** Begin **

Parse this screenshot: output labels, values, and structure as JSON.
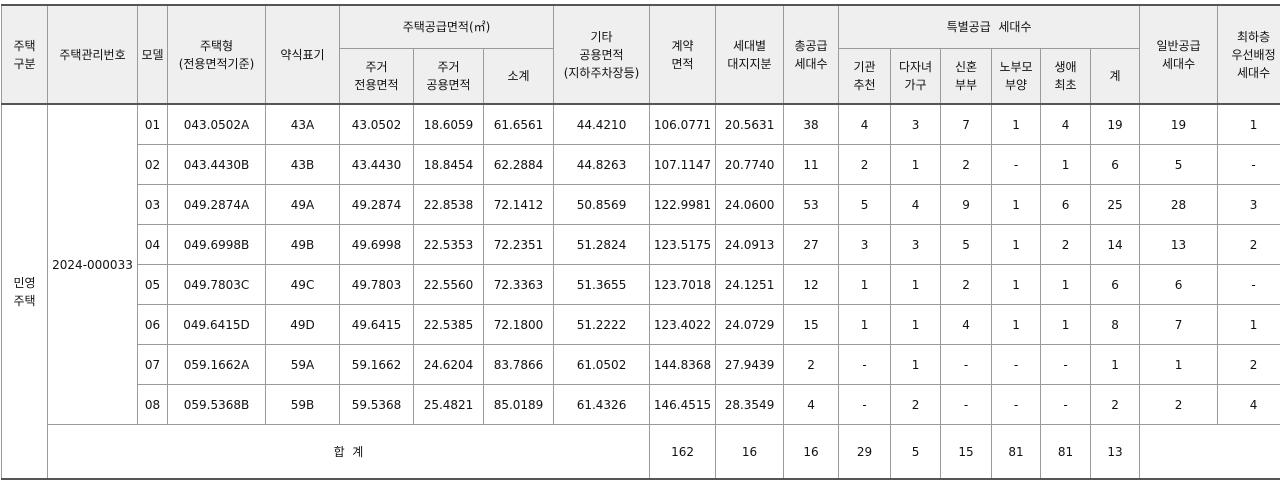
{
  "headers": {
    "type": [
      "주택",
      "구분"
    ],
    "mgmt_no": "주택관리번호",
    "model": "모델",
    "house_type": [
      "주택형",
      "(전용면적기준)"
    ],
    "abbr": "약식표기",
    "supply_area": "주택공급면적(㎡)",
    "exclusive": [
      "주거",
      "전용면적"
    ],
    "common": [
      "주거",
      "공용면적"
    ],
    "subtotal": "소계",
    "other_common": [
      "기타",
      "공용면적",
      "(지하주차장등)"
    ],
    "contract_area": [
      "계약",
      "면적"
    ],
    "land_share": [
      "세대별",
      "대지지분"
    ],
    "total_supply": [
      "총공급",
      "세대수"
    ],
    "special": "특별공급  세대수",
    "inst": [
      "기관",
      "추천"
    ],
    "multi": [
      "다자녀",
      "가구"
    ],
    "newlywed": [
      "신혼",
      "부부"
    ],
    "elder": [
      "노부모",
      "부양"
    ],
    "first": [
      "생애",
      "최초"
    ],
    "special_sum": "계",
    "general": [
      "일반공급",
      "세대수"
    ],
    "lowest": [
      "최하층",
      "우선배정",
      "세대수"
    ]
  },
  "group": {
    "type": [
      "민영",
      "주택"
    ],
    "mgmt_no": "2024-000033"
  },
  "rows": [
    {
      "model": "01",
      "house_type": "043.0502A",
      "abbr": "43A",
      "excl": "43.0502",
      "common": "18.6059",
      "sub": "61.6561",
      "other": "44.4210",
      "contract": "106.0771",
      "land": "20.5631",
      "total": "38",
      "inst": "4",
      "multi": "3",
      "newly": "7",
      "elder": "1",
      "first": "4",
      "ssum": "19",
      "general": "19",
      "lowest": "1"
    },
    {
      "model": "02",
      "house_type": "043.4430B",
      "abbr": "43B",
      "excl": "43.4430",
      "common": "18.8454",
      "sub": "62.2884",
      "other": "44.8263",
      "contract": "107.1147",
      "land": "20.7740",
      "total": "11",
      "inst": "2",
      "multi": "1",
      "newly": "2",
      "elder": "-",
      "first": "1",
      "ssum": "6",
      "general": "5",
      "lowest": "-"
    },
    {
      "model": "03",
      "house_type": "049.2874A",
      "abbr": "49A",
      "excl": "49.2874",
      "common": "22.8538",
      "sub": "72.1412",
      "other": "50.8569",
      "contract": "122.9981",
      "land": "24.0600",
      "total": "53",
      "inst": "5",
      "multi": "4",
      "newly": "9",
      "elder": "1",
      "first": "6",
      "ssum": "25",
      "general": "28",
      "lowest": "3"
    },
    {
      "model": "04",
      "house_type": "049.6998B",
      "abbr": "49B",
      "excl": "49.6998",
      "common": "22.5353",
      "sub": "72.2351",
      "other": "51.2824",
      "contract": "123.5175",
      "land": "24.0913",
      "total": "27",
      "inst": "3",
      "multi": "3",
      "newly": "5",
      "elder": "1",
      "first": "2",
      "ssum": "14",
      "general": "13",
      "lowest": "2"
    },
    {
      "model": "05",
      "house_type": "049.7803C",
      "abbr": "49C",
      "excl": "49.7803",
      "common": "22.5560",
      "sub": "72.3363",
      "other": "51.3655",
      "contract": "123.7018",
      "land": "24.1251",
      "total": "12",
      "inst": "1",
      "multi": "1",
      "newly": "2",
      "elder": "1",
      "first": "1",
      "ssum": "6",
      "general": "6",
      "lowest": "-"
    },
    {
      "model": "06",
      "house_type": "049.6415D",
      "abbr": "49D",
      "excl": "49.6415",
      "common": "22.5385",
      "sub": "72.1800",
      "other": "51.2222",
      "contract": "123.4022",
      "land": "24.0729",
      "total": "15",
      "inst": "1",
      "multi": "1",
      "newly": "4",
      "elder": "1",
      "first": "1",
      "ssum": "8",
      "general": "7",
      "lowest": "1"
    },
    {
      "model": "07",
      "house_type": "059.1662A",
      "abbr": "59A",
      "excl": "59.1662",
      "common": "24.6204",
      "sub": "83.7866",
      "other": "61.0502",
      "contract": "144.8368",
      "land": "27.9439",
      "total": "2",
      "inst": "-",
      "multi": "1",
      "newly": "-",
      "elder": "-",
      "first": "-",
      "ssum": "1",
      "general": "1",
      "lowest": "2"
    },
    {
      "model": "08",
      "house_type": "059.5368B",
      "abbr": "59B",
      "excl": "59.5368",
      "common": "25.4821",
      "sub": "85.0189",
      "other": "61.4326",
      "contract": "146.4515",
      "land": "28.3549",
      "total": "4",
      "inst": "-",
      "multi": "2",
      "newly": "-",
      "elder": "-",
      "first": "-",
      "ssum": "2",
      "general": "2",
      "lowest": "4"
    }
  ],
  "totals": {
    "label": "합  계",
    "total": "162",
    "inst": "16",
    "multi": "16",
    "newly": "29",
    "elder": "5",
    "first": "15",
    "ssum": "81",
    "general": "81",
    "lowest": "13"
  }
}
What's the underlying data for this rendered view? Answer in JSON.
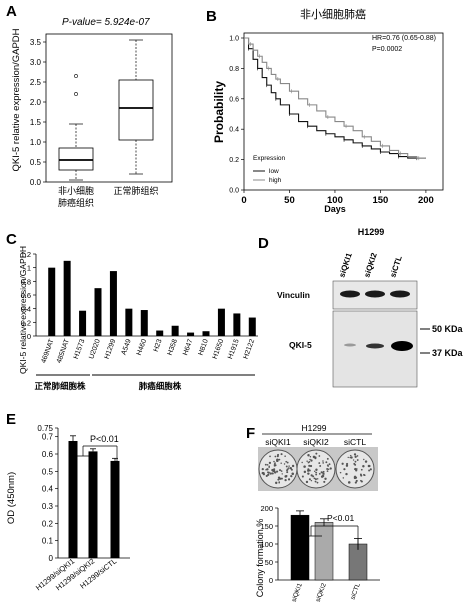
{
  "figure": {
    "panels": {
      "A": {
        "label": "A",
        "pvalue_text": "P-value= 5.924e-07",
        "ylabel": "QKI-5 relative expression/GAPDH",
        "yticks": [
          "0.0",
          "0.5",
          "1.0",
          "1.5",
          "2.0",
          "2.5",
          "3.0",
          "3.5"
        ],
        "group1_line1": "非小细胞",
        "group1_line2": "肺癌组织",
        "group2_label": "正常肺组织"
      },
      "B": {
        "label": "B",
        "title": "非小细胞肺癌",
        "hr_text": "HR=0.76 (0.65-0.88)",
        "p_text": "P=0.0002",
        "ylabel": "Probability",
        "xlabel": "Days",
        "xticks": [
          "0",
          "50",
          "100",
          "150",
          "200"
        ],
        "yticks": [
          "0.0",
          "0.2",
          "0.4",
          "0.6",
          "0.8",
          "1.0"
        ],
        "legend_title": "Expression",
        "legend_low": "low",
        "legend_high": "high"
      },
      "C": {
        "label": "C",
        "ylabel": "QKI-5 relative expression/GAPDH",
        "yticks": [
          "0",
          "0.2",
          "0.4",
          "0.6",
          "0.8",
          "1",
          "1.2"
        ],
        "group_normal": "正常肺细胞株",
        "group_cancer": "肺癌细胞株"
      },
      "D": {
        "label": "D",
        "cell_line": "H1299",
        "lanes": [
          "siQKI1",
          "siQKI2",
          "siCTL"
        ],
        "vinculin_label": "Vinculin",
        "qki_label": "QKI-5",
        "marker_50": "50 KDa",
        "marker_37": "37 KDa"
      },
      "E": {
        "label": "E",
        "ylabel": "OD (450nm)",
        "yticks": [
          "0",
          "0.1",
          "0.2",
          "0.3",
          "0.4",
          "0.5",
          "0.6",
          "0.7",
          "0.75"
        ],
        "sig_text": "P<0.01"
      },
      "F": {
        "label": "F",
        "cell_line": "H1299",
        "lanes": [
          "siQKI1",
          "siQKI2",
          "siCTL"
        ],
        "ylabel": "Colony formation %",
        "yticks": [
          "0",
          "50",
          "100",
          "150",
          "200"
        ],
        "sig_text": "P<0.01"
      }
    }
  },
  "chart_data": [
    {
      "panel": "A",
      "type": "box",
      "categories": [
        "非小细胞肺癌组织",
        "正常肺组织"
      ],
      "boxes": [
        {
          "q1": 0.3,
          "median": 0.55,
          "q3": 0.85,
          "whisker_low": 0.05,
          "whisker_high": 1.45,
          "outliers": [
            2.2,
            2.65
          ]
        },
        {
          "q1": 1.05,
          "median": 1.85,
          "q3": 2.55,
          "whisker_low": 0.2,
          "whisker_high": 3.55,
          "outliers": []
        }
      ],
      "ylim": [
        0,
        3.7
      ]
    },
    {
      "panel": "B",
      "type": "line",
      "xlim": [
        0,
        210
      ],
      "ylim": [
        0,
        1.0
      ],
      "series": [
        {
          "name": "low",
          "color": "#111111",
          "x": [
            0,
            5,
            10,
            15,
            20,
            25,
            30,
            35,
            40,
            50,
            60,
            70,
            80,
            90,
            100,
            110,
            120,
            130,
            140,
            150,
            160,
            170,
            180,
            190,
            200
          ],
          "y": [
            1.0,
            0.93,
            0.86,
            0.8,
            0.74,
            0.69,
            0.64,
            0.6,
            0.56,
            0.5,
            0.45,
            0.42,
            0.39,
            0.37,
            0.35,
            0.33,
            0.31,
            0.29,
            0.27,
            0.25,
            0.24,
            0.22,
            0.21,
            0.21,
            0.21
          ]
        },
        {
          "name": "high",
          "color": "#888888",
          "x": [
            0,
            5,
            10,
            15,
            20,
            25,
            30,
            35,
            40,
            50,
            60,
            70,
            80,
            90,
            100,
            110,
            120,
            130,
            140,
            150,
            160,
            170,
            180,
            190,
            200
          ],
          "y": [
            1.0,
            0.96,
            0.92,
            0.88,
            0.84,
            0.8,
            0.76,
            0.73,
            0.7,
            0.65,
            0.6,
            0.56,
            0.52,
            0.48,
            0.45,
            0.42,
            0.39,
            0.35,
            0.32,
            0.29,
            0.26,
            0.24,
            0.22,
            0.21,
            0.21
          ]
        }
      ]
    },
    {
      "panel": "C",
      "type": "bar",
      "categories": [
        "469NAT",
        "485NAT",
        "H1573",
        "U2020",
        "H1299",
        "A549",
        "H460",
        "H23",
        "H358",
        "H647",
        "H810",
        "H1650",
        "H1915",
        "H2122"
      ],
      "values": [
        1.0,
        1.1,
        0.37,
        0.7,
        0.95,
        0.4,
        0.38,
        0.08,
        0.15,
        0.05,
        0.07,
        0.4,
        0.33,
        0.27
      ],
      "ylim": [
        0,
        1.2
      ],
      "color": "#000000"
    },
    {
      "panel": "E",
      "type": "bar",
      "categories": [
        "H1299/siQKI1",
        "H1299/siQKI2",
        "H1299/siCTL"
      ],
      "values": [
        0.675,
        0.615,
        0.56
      ],
      "errors": [
        0.03,
        0.015,
        0.015
      ],
      "ylim": [
        0,
        0.75
      ],
      "color": "#000000"
    },
    {
      "panel": "F",
      "type": "bar",
      "categories": [
        "siQKI1",
        "siQKI2",
        "siCTL"
      ],
      "values": [
        180,
        160,
        100
      ],
      "errors": [
        12,
        10,
        15
      ],
      "ylim": [
        0,
        200
      ],
      "colors": [
        "#000000",
        "#aaaaaa",
        "#777777"
      ]
    }
  ]
}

** End **

▶ **PROBLEM REQUIREMENTS**: Scan the entries above. Copy each line that has the string "model".

▶ **EXERCISE RESPONSE**:
    "model": "모델",
      "model": "01",
      "model": "02",
      "model": "03",
      "model": "04",
      "model": "05",
      "model": "06",
      "model": "07",
      "model": "08",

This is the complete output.